___ DATASET EXCERPTS ___

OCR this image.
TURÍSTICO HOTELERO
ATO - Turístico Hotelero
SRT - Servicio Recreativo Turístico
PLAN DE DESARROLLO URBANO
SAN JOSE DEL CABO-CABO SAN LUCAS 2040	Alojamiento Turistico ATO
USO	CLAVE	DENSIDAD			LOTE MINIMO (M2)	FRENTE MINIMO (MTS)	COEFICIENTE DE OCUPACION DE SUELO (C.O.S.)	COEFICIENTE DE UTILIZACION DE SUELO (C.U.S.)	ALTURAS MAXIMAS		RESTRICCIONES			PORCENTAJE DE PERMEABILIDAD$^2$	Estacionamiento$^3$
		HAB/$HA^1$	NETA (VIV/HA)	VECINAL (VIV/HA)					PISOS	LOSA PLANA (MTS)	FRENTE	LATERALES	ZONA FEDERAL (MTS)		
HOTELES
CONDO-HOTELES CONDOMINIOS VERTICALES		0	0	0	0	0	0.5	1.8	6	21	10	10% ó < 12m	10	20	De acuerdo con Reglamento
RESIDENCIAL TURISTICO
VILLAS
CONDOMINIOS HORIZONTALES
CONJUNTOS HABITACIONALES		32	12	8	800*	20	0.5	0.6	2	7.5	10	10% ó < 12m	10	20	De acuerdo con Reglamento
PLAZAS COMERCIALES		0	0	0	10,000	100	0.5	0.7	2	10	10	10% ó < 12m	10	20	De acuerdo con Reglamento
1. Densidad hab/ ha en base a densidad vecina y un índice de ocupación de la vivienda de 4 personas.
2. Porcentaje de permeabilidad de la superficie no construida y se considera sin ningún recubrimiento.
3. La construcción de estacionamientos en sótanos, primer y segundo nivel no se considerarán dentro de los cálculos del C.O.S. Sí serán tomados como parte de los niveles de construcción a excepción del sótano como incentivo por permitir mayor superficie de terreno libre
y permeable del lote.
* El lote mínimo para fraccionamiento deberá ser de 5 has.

___

Repeat the records exactly, including every line.

OCR this image.
TURÍSTICO HOTELERO
ATO - Turístico Hotelero
SRT - Servicio Recreativo Turístico
PLAN DE DESARROLLO URBANO
SAN JOSE DEL CABO-CABO SAN LUCAS 2040	Alojamiento Turistico ATO
USO	CLAVE	DENSIDAD			LOTE MINIMO (M2)	FRENTE MINIMO (MTS)	COEFICIENTE DE OCUPACION DE SUELO (C.O.S.)	COEFICIENTE DE UTILIZACION DE SUELO (C.U.S.)	ALTURAS MAXIMAS		RESTRICCIONES			PORCENTAJE DE PERMEABILIDAD$^2$	Estacionamiento$^3$
		HAB/$HA^1$	NETA (VIV/HA)	VECINAL (VIV/HA)					PISOS	LOSA PLANA (MTS)	FRENTE	LATERALES	ZONA FEDERAL (MTS)		
HOTELES
CONDO-HOTELES CONDOMINIOS VERTICALES		0	0	0	0	0	0.5	1.8	6	21	10	10% ó < 12m	10	20	De acuerdo con Reglamento
RESIDENCIAL TURISTICO
VILLAS
CONDOMINIOS HORIZONTALES
CONJUNTOS HABITACIONALES		32	12	8	800*	20	0.5	0.6	2	7.5	10	10% ó < 12m	10	20	De acuerdo con Reglamento
PLAZAS COMERCIALES		0	0	0	10,000	100	0.5	0.7	2	10	10	10% ó < 12m	10	20	De acuerdo con Reglamento
1. Densidad hab/ ha en base a densidad vecina y un índice de ocupación de la vivienda de 4 personas.
2. Porcentaje de permeabilidad de la superficie no construida y se considera sin ningún recubrimiento.
3. La construcción de estacionamientos en sótanos, primer y segundo nivel no se considerarán dentro de los cálculos del C.O.S. Sí serán tomados como parte de los niveles de construcción a excepción del sótano como incentivo por permitir mayor superficie de terreno libre
y permeable del lote.
* El lote mínimo para fraccionamiento deberá ser de 5 has.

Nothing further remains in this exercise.